**WHAT YOU ARE ASKED TO DO**
Assemble all lines in which the string "怪人たちの夜" appears.

[Dataset items]
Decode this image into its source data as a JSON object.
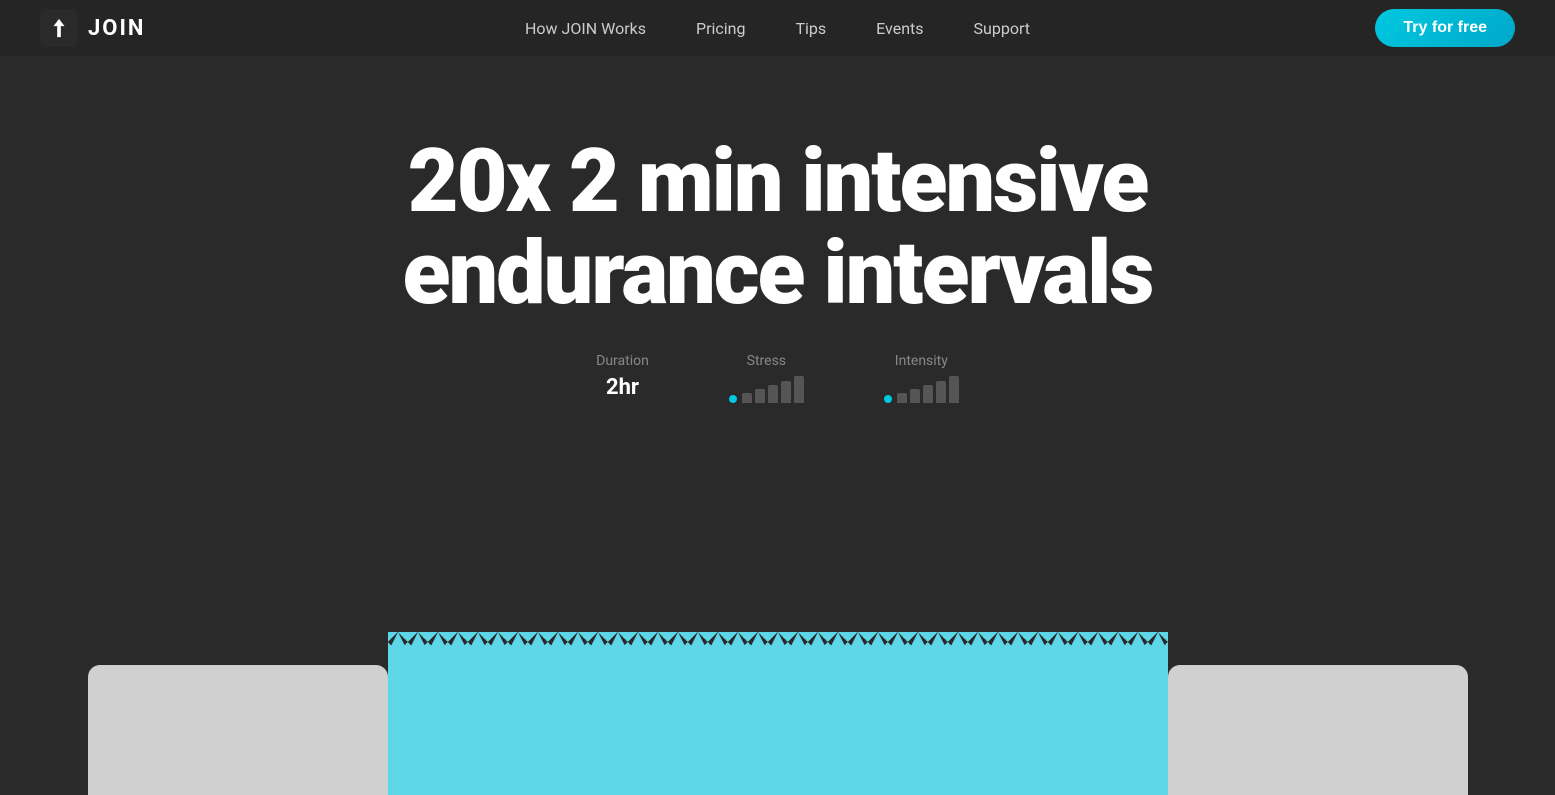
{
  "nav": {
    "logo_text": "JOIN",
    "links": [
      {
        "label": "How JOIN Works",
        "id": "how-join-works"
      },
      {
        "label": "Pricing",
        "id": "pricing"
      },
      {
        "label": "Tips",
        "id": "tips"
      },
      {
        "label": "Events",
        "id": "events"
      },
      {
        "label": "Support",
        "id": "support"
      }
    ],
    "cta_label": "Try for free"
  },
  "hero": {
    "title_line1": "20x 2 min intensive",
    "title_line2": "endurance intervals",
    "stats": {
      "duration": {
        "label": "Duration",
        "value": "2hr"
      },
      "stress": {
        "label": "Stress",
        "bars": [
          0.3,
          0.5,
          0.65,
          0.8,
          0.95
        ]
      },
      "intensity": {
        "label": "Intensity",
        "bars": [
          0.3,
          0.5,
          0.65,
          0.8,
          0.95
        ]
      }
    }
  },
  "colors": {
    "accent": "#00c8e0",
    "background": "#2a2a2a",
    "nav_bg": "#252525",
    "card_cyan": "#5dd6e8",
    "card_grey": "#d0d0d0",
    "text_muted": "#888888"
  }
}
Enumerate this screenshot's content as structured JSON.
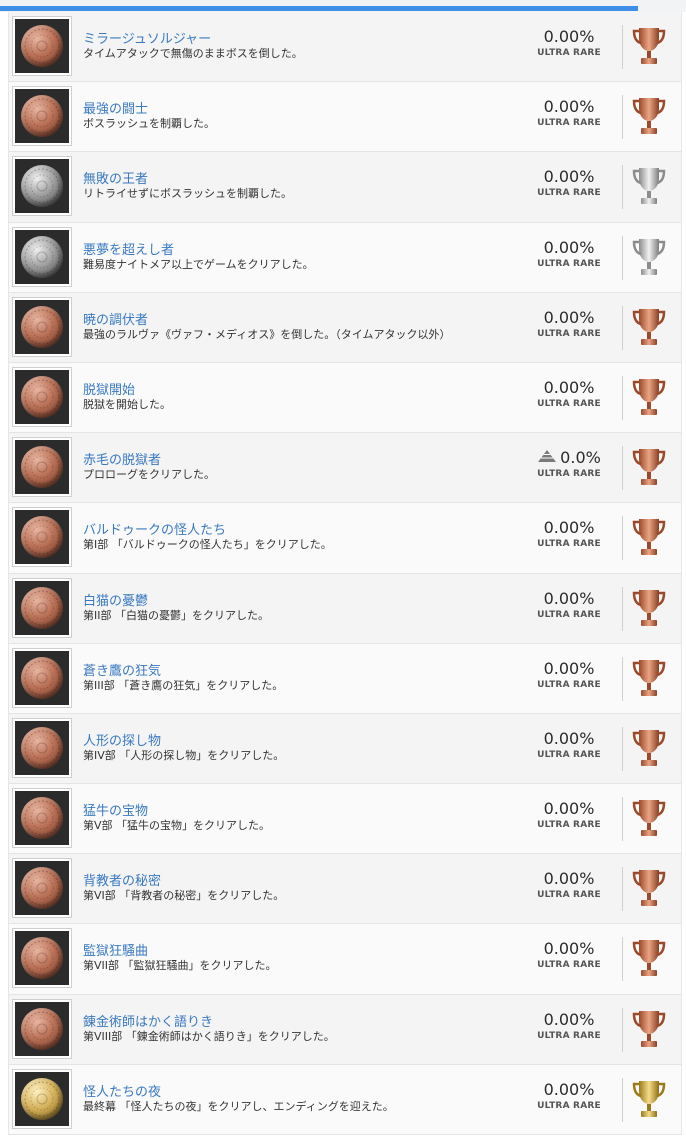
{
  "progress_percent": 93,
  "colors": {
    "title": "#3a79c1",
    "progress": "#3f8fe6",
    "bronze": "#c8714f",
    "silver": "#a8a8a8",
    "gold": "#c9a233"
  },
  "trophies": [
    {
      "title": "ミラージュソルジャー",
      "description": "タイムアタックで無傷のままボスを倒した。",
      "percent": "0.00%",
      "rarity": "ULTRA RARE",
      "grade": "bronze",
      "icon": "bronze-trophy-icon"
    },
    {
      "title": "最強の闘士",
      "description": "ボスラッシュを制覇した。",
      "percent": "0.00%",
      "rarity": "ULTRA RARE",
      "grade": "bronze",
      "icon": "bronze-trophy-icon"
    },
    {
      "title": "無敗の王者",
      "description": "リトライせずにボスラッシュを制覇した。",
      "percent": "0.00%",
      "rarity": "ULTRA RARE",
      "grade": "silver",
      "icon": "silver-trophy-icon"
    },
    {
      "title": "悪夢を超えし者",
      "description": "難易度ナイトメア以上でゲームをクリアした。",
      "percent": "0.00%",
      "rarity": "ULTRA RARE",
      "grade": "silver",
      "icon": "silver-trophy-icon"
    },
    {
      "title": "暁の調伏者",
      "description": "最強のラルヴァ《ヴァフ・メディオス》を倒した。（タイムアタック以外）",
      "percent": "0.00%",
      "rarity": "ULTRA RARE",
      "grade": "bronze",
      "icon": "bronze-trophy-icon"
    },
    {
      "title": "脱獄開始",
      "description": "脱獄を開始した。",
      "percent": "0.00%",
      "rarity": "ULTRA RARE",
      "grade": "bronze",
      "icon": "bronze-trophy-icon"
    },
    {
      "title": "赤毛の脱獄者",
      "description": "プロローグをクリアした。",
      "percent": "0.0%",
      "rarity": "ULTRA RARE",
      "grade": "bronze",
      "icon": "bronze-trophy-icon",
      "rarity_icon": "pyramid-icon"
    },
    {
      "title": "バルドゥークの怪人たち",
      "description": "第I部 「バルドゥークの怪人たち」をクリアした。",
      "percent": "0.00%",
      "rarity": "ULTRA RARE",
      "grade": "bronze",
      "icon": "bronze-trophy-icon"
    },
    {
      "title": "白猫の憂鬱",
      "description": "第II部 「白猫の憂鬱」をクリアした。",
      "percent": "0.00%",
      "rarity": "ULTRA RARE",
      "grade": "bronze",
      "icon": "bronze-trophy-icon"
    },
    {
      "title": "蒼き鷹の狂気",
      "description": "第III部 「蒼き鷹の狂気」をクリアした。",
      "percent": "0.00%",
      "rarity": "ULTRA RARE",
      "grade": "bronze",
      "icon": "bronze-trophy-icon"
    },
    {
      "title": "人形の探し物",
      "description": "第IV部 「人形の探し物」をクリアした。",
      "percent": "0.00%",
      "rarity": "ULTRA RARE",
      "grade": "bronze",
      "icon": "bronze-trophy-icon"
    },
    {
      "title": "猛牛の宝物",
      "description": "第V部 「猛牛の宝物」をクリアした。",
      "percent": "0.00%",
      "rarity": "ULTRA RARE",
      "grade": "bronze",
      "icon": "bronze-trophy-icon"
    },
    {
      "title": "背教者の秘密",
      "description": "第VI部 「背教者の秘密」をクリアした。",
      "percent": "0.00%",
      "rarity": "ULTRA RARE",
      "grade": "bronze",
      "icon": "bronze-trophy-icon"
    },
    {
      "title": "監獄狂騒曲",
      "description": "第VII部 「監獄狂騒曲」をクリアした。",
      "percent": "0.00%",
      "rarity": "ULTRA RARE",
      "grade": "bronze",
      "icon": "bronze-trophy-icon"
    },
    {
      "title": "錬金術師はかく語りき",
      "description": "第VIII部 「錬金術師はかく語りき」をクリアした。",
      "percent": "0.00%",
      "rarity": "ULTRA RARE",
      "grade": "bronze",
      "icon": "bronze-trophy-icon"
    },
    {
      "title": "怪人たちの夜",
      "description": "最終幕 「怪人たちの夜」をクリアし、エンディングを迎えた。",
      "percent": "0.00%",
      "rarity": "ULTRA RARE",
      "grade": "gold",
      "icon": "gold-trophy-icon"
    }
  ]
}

--

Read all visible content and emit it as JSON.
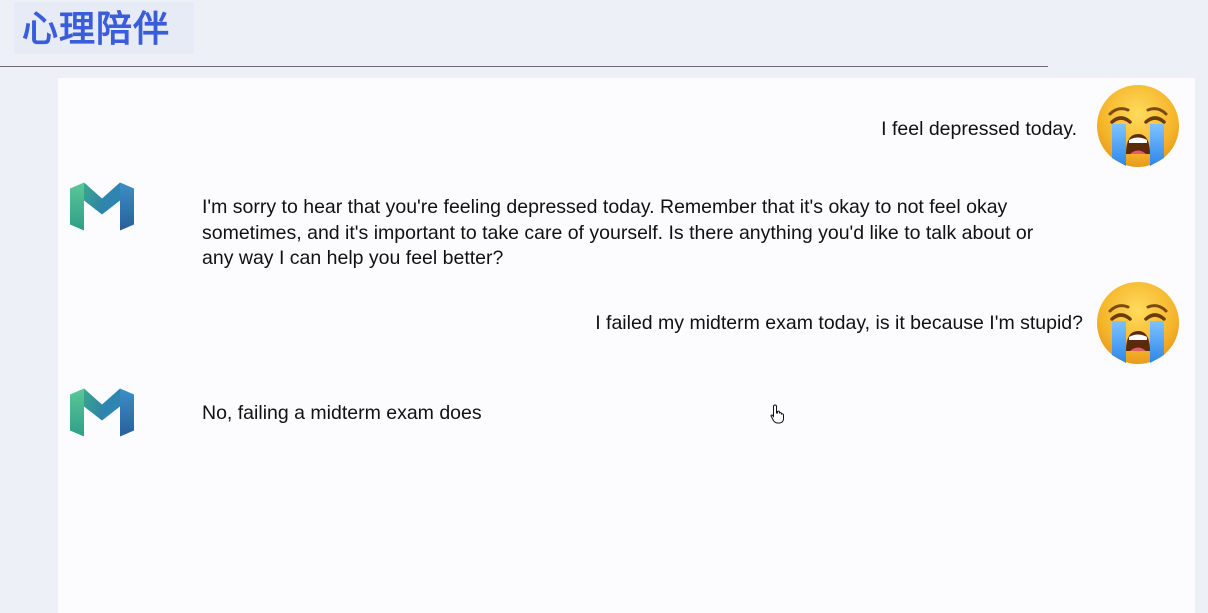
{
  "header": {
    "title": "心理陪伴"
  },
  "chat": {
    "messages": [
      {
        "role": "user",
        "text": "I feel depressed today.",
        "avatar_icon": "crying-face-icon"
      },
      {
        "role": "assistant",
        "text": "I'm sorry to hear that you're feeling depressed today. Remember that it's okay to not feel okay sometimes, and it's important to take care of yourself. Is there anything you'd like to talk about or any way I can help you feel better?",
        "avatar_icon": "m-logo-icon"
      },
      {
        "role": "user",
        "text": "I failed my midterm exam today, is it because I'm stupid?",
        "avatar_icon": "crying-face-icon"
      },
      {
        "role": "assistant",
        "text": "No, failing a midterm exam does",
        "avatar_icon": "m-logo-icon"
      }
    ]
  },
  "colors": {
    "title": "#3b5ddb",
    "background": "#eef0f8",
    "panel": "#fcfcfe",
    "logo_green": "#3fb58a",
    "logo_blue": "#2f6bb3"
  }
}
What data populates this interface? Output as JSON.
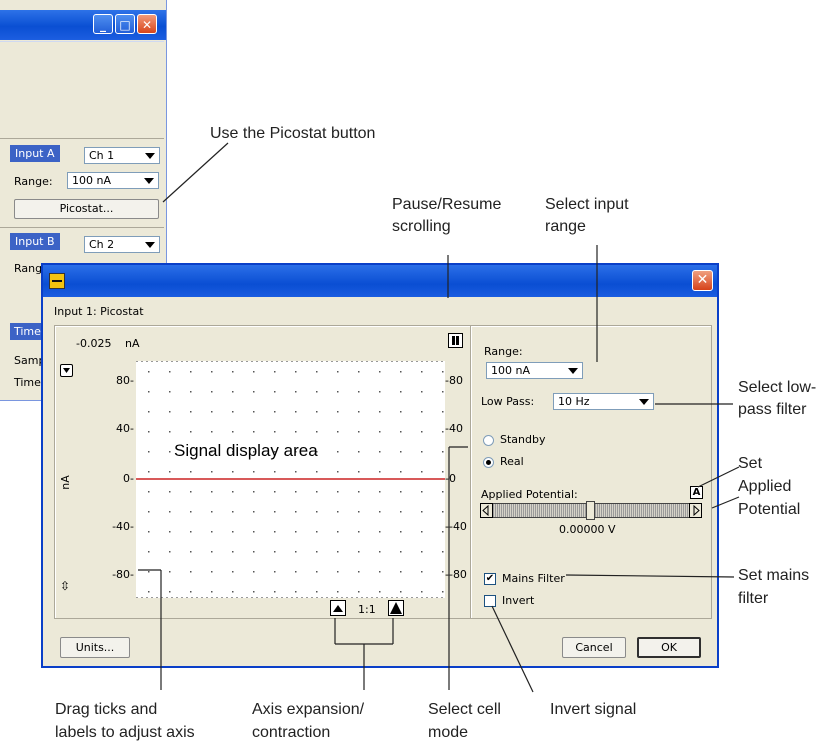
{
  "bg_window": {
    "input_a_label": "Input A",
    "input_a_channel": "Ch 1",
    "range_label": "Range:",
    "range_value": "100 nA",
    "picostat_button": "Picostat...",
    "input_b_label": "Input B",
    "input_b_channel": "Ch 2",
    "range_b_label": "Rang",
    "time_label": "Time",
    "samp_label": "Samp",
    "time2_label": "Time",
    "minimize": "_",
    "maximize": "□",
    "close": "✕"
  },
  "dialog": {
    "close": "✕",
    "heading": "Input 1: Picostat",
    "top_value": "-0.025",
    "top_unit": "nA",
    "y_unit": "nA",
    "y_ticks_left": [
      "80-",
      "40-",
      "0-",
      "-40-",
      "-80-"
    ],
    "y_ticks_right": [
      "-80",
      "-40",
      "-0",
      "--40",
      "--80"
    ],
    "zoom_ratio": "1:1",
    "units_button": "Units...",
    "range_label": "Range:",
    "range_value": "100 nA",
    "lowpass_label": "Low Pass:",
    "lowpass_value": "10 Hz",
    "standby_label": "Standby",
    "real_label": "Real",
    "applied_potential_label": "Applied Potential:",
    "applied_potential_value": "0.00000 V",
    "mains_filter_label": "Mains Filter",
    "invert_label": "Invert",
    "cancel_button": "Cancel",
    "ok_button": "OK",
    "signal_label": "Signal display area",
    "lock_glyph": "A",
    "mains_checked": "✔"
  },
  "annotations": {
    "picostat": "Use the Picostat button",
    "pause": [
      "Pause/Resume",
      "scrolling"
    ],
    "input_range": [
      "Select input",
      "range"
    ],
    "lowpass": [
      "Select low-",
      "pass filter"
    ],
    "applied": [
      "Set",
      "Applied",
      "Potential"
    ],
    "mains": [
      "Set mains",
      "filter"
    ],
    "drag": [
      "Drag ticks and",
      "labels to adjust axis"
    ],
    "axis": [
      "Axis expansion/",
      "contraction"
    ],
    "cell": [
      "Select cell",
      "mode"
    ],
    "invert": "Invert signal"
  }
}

**WORKED ANSWER**
      "title": "怪人たちの夜",
      "description": "最終幕 「怪人たちの夜」をクリアし、エンディングを迎えた。",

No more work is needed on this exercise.